● **WORK REQUIRED**: Find how many lines hold the word "wrench" and give that number only.

● **MATERIAL PROVIDED**:
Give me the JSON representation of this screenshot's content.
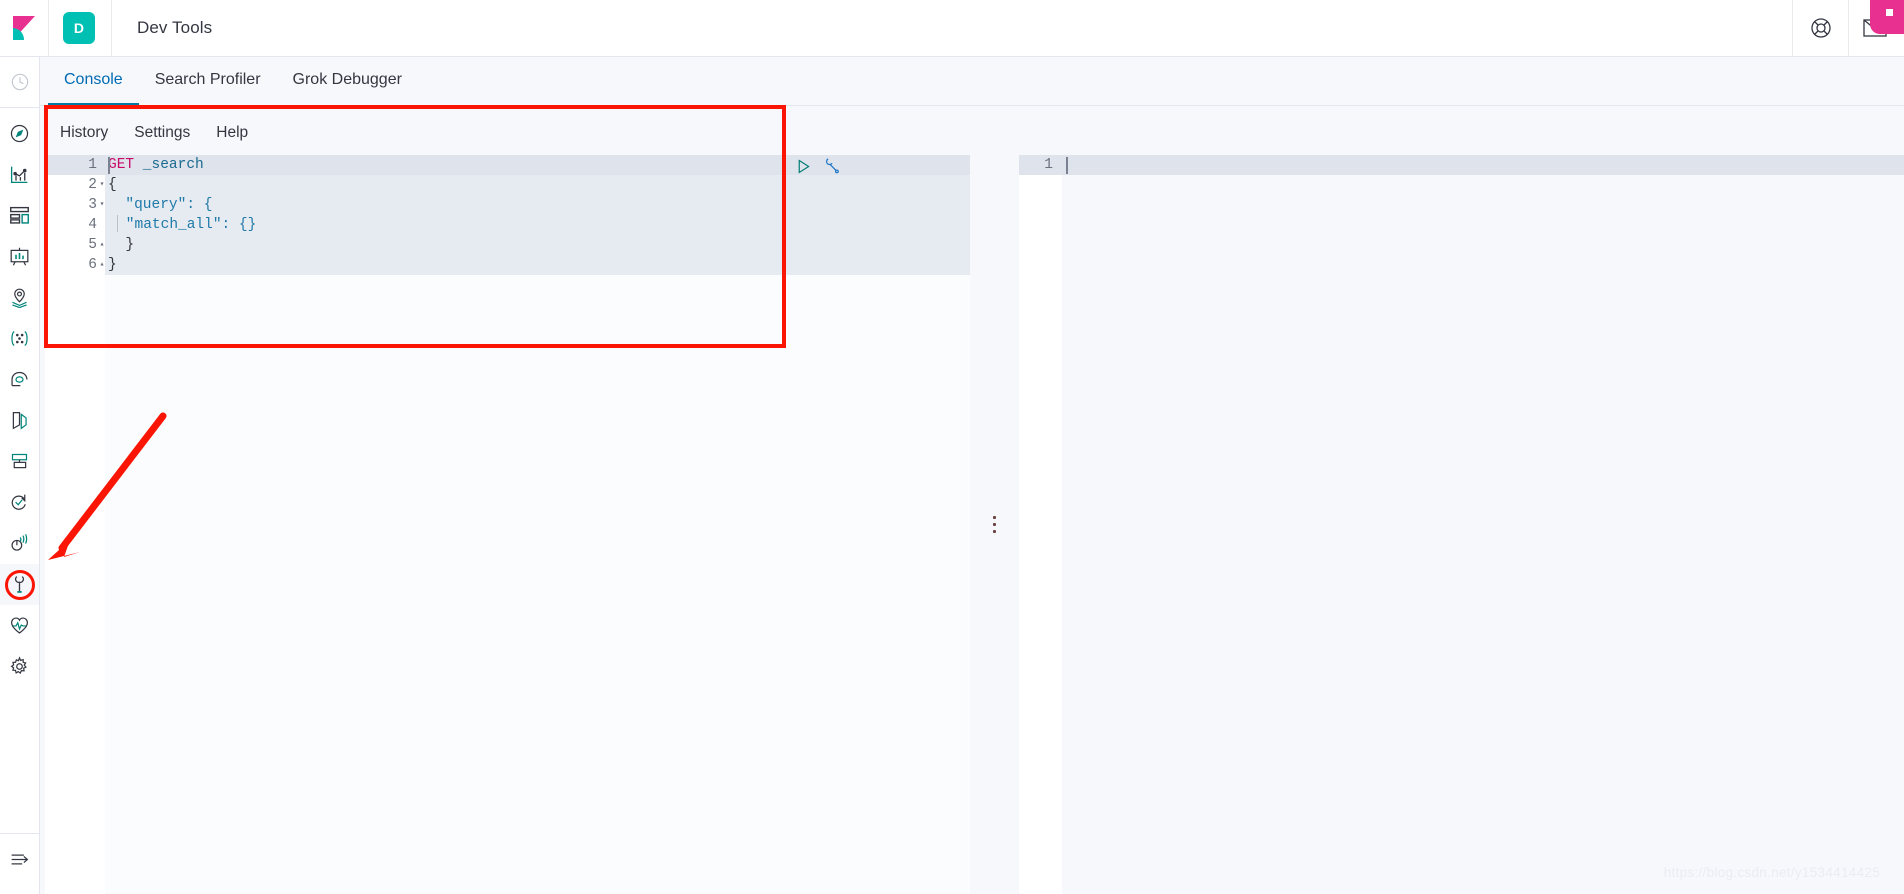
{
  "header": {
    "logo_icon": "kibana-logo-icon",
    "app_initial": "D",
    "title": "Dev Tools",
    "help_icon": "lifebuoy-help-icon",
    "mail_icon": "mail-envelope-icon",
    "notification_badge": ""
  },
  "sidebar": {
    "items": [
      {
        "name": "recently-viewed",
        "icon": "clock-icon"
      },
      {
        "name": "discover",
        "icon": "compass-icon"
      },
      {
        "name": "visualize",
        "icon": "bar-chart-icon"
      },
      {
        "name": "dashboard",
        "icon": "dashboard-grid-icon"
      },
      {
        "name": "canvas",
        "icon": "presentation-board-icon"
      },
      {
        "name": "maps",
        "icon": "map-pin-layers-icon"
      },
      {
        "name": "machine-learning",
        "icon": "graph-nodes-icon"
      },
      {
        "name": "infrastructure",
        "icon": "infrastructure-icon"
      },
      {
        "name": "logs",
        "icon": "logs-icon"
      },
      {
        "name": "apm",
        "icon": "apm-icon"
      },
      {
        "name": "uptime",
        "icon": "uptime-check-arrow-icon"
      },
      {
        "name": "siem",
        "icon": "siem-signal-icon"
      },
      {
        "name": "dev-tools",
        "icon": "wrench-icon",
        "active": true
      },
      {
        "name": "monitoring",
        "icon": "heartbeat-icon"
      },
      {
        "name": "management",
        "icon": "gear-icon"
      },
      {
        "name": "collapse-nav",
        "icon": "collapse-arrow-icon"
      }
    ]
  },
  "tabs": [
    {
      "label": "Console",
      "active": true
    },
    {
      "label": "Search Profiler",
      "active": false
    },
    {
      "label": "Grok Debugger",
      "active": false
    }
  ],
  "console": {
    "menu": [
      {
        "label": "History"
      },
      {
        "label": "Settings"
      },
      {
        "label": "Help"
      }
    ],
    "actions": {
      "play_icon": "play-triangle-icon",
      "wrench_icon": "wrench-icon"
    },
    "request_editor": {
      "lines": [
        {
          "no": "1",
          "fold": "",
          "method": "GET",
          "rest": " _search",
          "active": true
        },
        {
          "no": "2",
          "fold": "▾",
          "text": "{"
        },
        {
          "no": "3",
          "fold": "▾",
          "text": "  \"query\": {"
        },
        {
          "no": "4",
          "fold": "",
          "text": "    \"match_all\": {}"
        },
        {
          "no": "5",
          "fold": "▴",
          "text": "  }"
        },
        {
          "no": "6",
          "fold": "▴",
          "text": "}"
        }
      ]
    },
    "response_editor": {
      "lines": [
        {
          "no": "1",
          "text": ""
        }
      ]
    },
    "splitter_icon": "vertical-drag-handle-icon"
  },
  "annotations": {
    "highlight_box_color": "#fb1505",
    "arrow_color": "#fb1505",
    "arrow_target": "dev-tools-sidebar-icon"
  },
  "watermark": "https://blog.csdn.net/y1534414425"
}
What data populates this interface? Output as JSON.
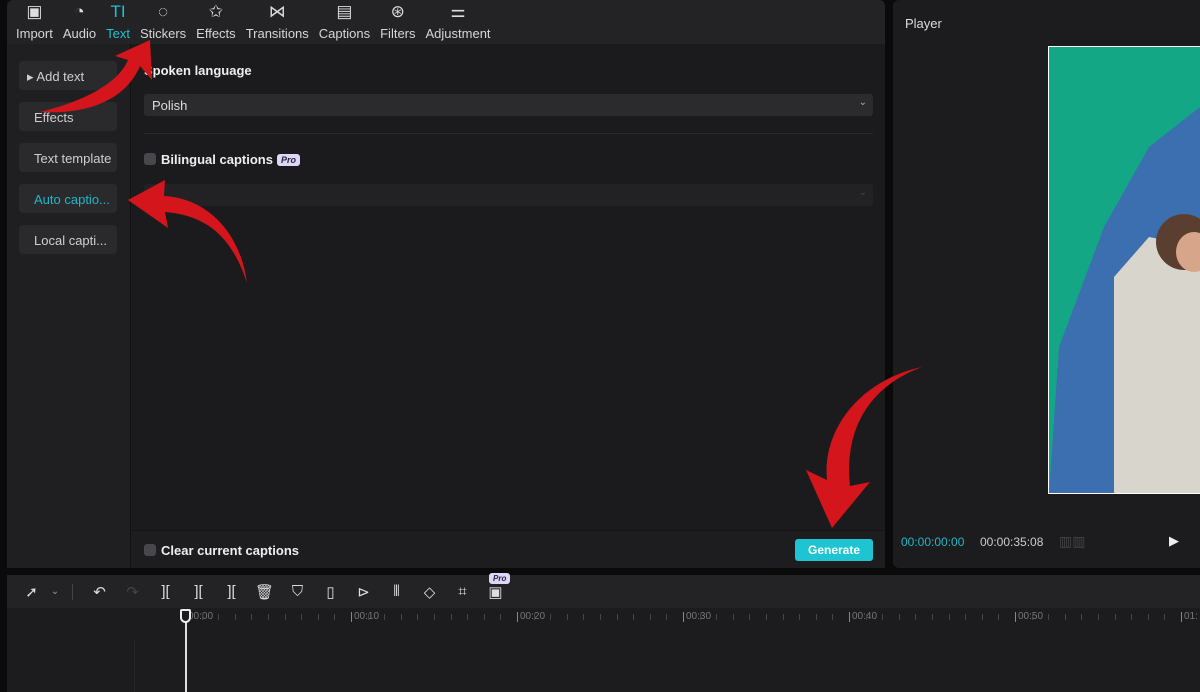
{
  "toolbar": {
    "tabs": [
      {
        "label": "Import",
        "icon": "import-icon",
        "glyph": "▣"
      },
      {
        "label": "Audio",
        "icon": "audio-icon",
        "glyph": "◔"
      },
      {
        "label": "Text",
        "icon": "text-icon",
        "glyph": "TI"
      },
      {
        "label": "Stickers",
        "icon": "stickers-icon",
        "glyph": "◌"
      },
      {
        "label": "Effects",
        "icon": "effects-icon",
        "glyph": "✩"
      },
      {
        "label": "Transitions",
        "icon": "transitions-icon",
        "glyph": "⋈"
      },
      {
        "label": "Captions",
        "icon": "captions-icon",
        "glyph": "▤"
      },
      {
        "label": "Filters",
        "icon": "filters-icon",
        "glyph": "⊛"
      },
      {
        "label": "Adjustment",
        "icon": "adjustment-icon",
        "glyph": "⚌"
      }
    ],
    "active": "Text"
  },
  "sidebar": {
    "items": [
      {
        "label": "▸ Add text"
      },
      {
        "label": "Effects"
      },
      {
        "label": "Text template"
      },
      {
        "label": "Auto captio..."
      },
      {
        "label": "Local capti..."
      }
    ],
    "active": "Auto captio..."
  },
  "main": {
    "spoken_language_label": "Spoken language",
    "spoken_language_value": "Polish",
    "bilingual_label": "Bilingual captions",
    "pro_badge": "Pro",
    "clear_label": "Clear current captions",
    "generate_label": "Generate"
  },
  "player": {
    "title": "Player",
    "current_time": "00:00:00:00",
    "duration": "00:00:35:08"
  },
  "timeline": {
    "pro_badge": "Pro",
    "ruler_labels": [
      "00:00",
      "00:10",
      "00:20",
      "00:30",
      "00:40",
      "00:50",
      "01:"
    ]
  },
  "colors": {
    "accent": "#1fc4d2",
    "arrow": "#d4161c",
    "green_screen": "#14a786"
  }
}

---

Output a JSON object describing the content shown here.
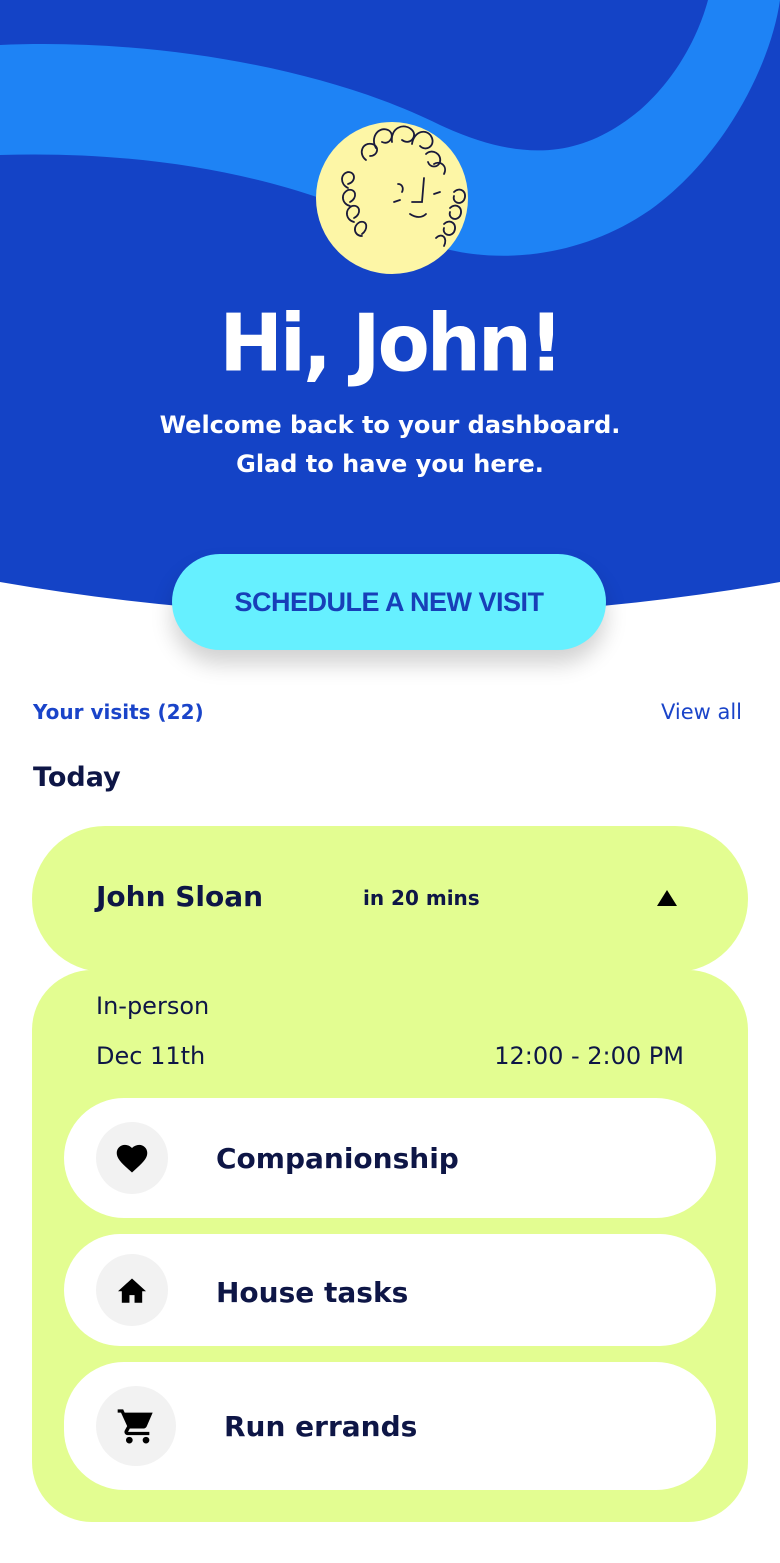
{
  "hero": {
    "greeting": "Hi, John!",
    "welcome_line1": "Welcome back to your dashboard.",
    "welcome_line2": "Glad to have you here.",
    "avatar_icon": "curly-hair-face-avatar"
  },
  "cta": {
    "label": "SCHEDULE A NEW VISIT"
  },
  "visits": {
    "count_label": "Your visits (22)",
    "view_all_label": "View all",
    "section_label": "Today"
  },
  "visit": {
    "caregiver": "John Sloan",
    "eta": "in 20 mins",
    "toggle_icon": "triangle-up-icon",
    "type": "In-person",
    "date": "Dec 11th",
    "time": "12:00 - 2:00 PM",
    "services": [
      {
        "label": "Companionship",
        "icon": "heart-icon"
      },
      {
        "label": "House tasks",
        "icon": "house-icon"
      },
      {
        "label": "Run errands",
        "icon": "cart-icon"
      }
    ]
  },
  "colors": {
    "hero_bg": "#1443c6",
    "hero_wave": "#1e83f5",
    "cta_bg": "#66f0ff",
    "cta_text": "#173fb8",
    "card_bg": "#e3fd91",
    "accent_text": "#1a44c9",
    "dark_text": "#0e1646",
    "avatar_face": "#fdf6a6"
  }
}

==

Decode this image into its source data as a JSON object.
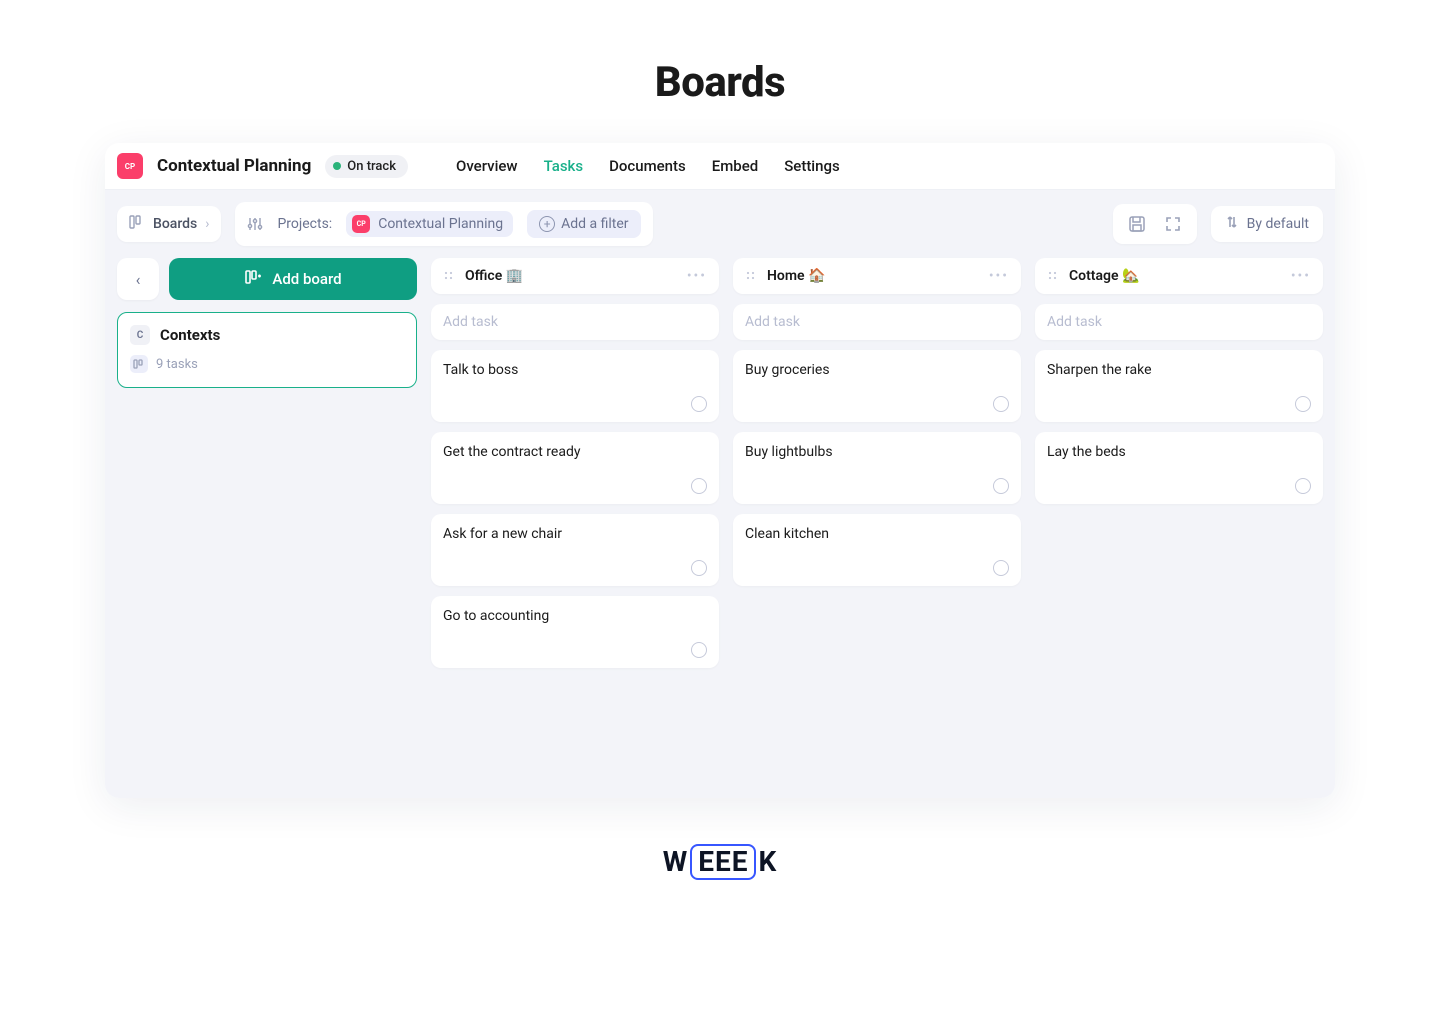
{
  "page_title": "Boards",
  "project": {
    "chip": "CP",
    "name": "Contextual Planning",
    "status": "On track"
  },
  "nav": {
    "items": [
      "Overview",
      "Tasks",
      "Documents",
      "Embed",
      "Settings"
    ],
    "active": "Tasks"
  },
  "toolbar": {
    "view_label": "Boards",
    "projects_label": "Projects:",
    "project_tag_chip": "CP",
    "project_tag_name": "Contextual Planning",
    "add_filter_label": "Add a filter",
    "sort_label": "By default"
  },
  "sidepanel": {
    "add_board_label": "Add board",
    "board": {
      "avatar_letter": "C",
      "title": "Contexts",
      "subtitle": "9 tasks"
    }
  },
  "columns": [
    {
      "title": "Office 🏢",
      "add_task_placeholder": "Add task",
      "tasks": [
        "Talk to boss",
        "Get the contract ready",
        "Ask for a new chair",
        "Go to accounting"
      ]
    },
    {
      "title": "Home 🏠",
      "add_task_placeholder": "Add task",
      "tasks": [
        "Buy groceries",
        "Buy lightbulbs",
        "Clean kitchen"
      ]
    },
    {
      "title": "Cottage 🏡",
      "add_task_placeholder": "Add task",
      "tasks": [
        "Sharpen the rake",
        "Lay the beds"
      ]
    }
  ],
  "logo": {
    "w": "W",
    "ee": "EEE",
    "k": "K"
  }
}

● **OUTPUT BELOW**: 2